> [Task goal]
Every entry must be repeated exactly. Exclude all pictures.

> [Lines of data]
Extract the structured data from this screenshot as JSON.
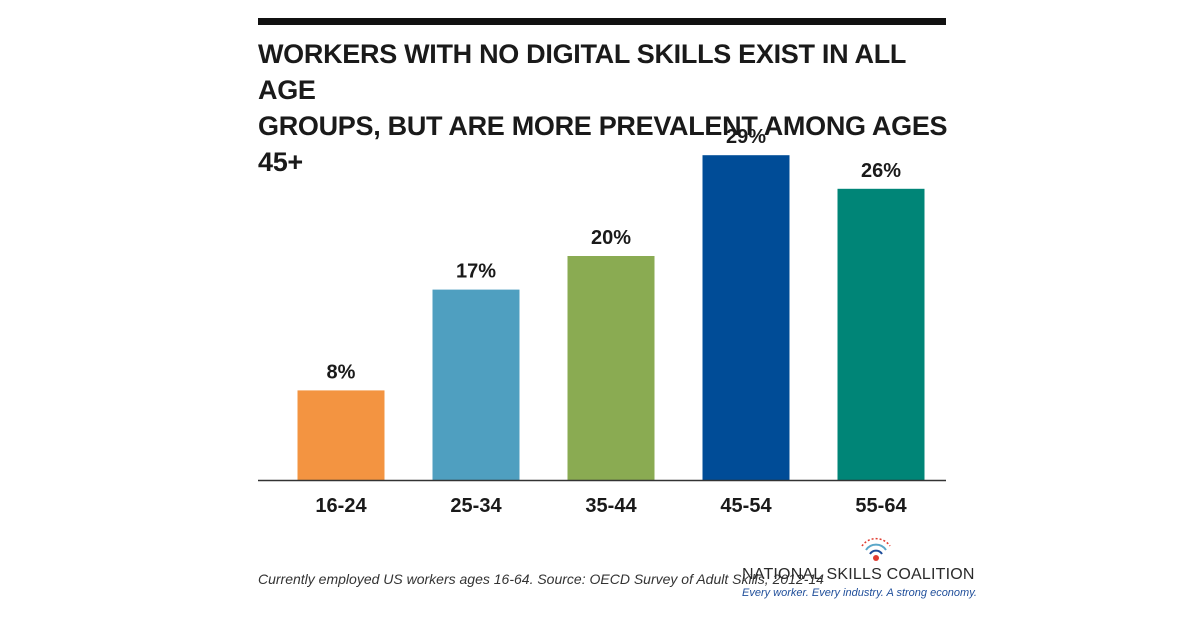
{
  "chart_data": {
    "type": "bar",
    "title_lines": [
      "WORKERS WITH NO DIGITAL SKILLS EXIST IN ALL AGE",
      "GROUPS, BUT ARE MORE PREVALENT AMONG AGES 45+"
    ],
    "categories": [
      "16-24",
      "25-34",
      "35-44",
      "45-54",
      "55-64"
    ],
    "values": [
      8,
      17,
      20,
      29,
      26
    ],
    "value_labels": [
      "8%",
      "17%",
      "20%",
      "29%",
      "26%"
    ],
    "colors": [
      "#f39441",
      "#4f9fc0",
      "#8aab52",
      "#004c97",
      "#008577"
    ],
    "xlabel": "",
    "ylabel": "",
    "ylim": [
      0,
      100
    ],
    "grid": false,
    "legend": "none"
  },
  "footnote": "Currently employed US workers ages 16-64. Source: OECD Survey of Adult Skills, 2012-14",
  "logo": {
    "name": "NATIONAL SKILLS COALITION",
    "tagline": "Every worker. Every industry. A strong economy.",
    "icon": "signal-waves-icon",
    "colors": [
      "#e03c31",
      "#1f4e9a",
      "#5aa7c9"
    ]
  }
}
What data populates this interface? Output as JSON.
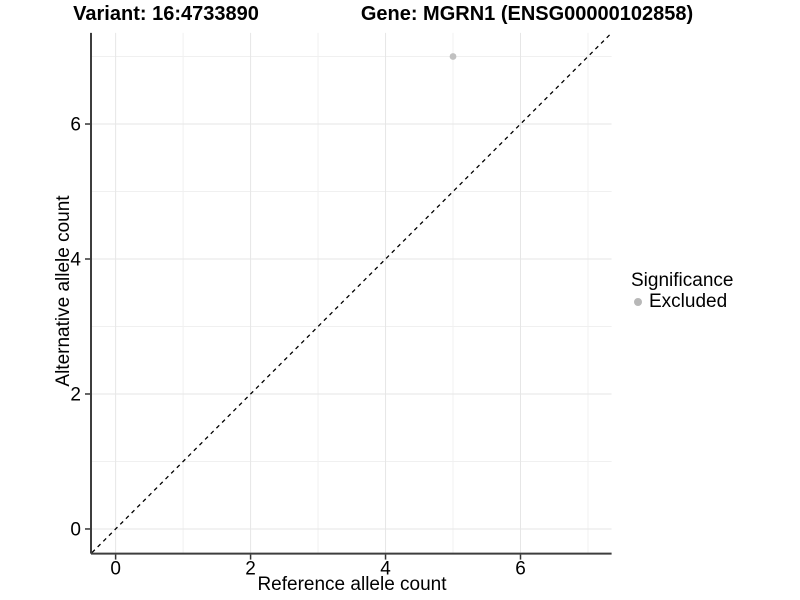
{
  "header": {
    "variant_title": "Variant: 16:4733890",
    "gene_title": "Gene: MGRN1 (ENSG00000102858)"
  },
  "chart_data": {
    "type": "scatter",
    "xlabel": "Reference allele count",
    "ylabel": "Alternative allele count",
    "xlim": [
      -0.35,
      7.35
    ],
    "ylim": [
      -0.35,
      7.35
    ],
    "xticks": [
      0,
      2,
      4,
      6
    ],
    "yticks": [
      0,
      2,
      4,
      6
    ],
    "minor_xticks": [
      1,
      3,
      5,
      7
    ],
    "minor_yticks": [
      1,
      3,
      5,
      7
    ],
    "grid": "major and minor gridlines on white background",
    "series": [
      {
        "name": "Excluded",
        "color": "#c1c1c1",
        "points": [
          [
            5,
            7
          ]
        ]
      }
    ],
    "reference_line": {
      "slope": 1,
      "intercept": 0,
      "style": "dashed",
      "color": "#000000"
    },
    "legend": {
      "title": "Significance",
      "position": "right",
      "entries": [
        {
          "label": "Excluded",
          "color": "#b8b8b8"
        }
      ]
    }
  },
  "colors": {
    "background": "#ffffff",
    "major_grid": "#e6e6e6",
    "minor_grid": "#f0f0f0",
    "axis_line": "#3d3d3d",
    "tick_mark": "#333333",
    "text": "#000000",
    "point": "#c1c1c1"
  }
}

> [Written response]
Extract the structured data from this screenshot as JSON.
{
  "chart_data": {
    "type": "bar",
    "title_lines": [
      "WORKERS WITH NO DIGITAL SKILLS EXIST IN ALL AGE",
      "GROUPS, BUT ARE MORE PREVALENT AMONG AGES 45+"
    ],
    "categories": [
      "16-24",
      "25-34",
      "35-44",
      "45-54",
      "55-64"
    ],
    "values": [
      8,
      17,
      20,
      29,
      26
    ],
    "value_labels": [
      "8%",
      "17%",
      "20%",
      "29%",
      "26%"
    ],
    "colors": [
      "#f39441",
      "#4f9fc0",
      "#8aab52",
      "#004c97",
      "#008577"
    ],
    "xlabel": "",
    "ylabel": "",
    "ylim": [
      0,
      100
    ],
    "grid": false,
    "legend": "none"
  },
  "footnote": "Currently employed US workers ages 16-64. Source: OECD Survey of Adult Skills, 2012-14",
  "logo": {
    "name": "NATIONAL SKILLS COALITION",
    "tagline": "Every worker. Every industry. A strong economy.",
    "icon": "signal-waves-icon",
    "colors": [
      "#e03c31",
      "#1f4e9a",
      "#5aa7c9"
    ]
  }
}
What data populates this interface? Output as JSON.
{
  "header": {
    "variant_title": "Variant: 16:4733890",
    "gene_title": "Gene: MGRN1 (ENSG00000102858)"
  },
  "chart_data": {
    "type": "scatter",
    "xlabel": "Reference allele count",
    "ylabel": "Alternative allele count",
    "xlim": [
      -0.35,
      7.35
    ],
    "ylim": [
      -0.35,
      7.35
    ],
    "xticks": [
      0,
      2,
      4,
      6
    ],
    "yticks": [
      0,
      2,
      4,
      6
    ],
    "minor_xticks": [
      1,
      3,
      5,
      7
    ],
    "minor_yticks": [
      1,
      3,
      5,
      7
    ],
    "grid": "major and minor gridlines on white background",
    "series": [
      {
        "name": "Excluded",
        "color": "#c1c1c1",
        "points": [
          [
            5,
            7
          ]
        ]
      }
    ],
    "reference_line": {
      "slope": 1,
      "intercept": 0,
      "style": "dashed",
      "color": "#000000"
    },
    "legend": {
      "title": "Significance",
      "position": "right",
      "entries": [
        {
          "label": "Excluded",
          "color": "#b8b8b8"
        }
      ]
    }
  },
  "colors": {
    "background": "#ffffff",
    "major_grid": "#e6e6e6",
    "minor_grid": "#f0f0f0",
    "axis_line": "#3d3d3d",
    "tick_mark": "#333333",
    "text": "#000000",
    "point": "#c1c1c1"
  }
}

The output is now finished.